# Aim
Each line containing the word "راعيين" needs to be copied.

--- start ---

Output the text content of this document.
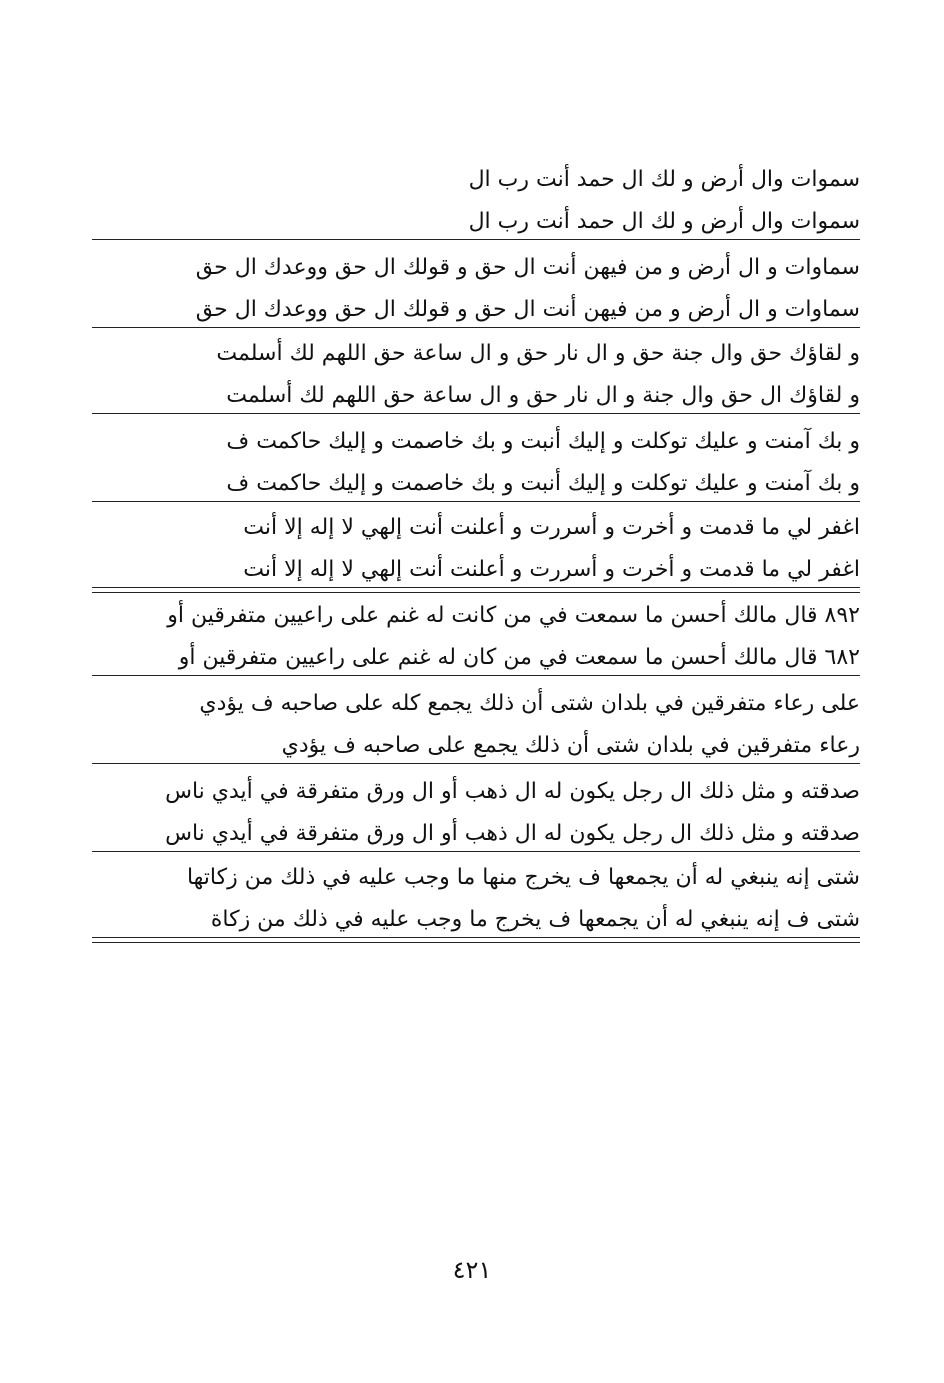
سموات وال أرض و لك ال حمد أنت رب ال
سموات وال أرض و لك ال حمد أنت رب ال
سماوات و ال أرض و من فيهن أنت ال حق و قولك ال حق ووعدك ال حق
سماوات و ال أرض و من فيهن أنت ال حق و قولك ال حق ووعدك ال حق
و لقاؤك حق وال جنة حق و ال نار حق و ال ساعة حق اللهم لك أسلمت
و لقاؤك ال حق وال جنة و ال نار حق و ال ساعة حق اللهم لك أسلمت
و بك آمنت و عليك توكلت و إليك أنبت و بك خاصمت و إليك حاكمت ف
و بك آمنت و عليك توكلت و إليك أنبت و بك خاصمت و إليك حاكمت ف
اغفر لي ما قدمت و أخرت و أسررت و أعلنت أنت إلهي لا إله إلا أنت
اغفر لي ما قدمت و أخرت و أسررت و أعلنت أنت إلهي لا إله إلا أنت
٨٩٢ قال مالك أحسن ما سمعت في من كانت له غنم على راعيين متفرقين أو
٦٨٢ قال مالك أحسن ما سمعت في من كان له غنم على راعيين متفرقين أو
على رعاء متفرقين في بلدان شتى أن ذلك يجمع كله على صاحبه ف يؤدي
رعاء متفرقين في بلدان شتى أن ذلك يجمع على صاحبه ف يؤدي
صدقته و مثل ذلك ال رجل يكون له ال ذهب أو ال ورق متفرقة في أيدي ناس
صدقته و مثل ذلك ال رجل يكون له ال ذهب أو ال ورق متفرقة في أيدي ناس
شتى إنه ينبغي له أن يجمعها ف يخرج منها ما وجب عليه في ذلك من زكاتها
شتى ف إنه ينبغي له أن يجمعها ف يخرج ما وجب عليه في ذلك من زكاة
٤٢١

--- end ---

# Exercise response
٨٩٢ قال مالك أحسن ما سمعت في من كانت له غنم على راعيين متفرقين أو
٦٨٢ قال مالك أحسن ما سمعت في من كان له غنم على راعيين متفرقين أو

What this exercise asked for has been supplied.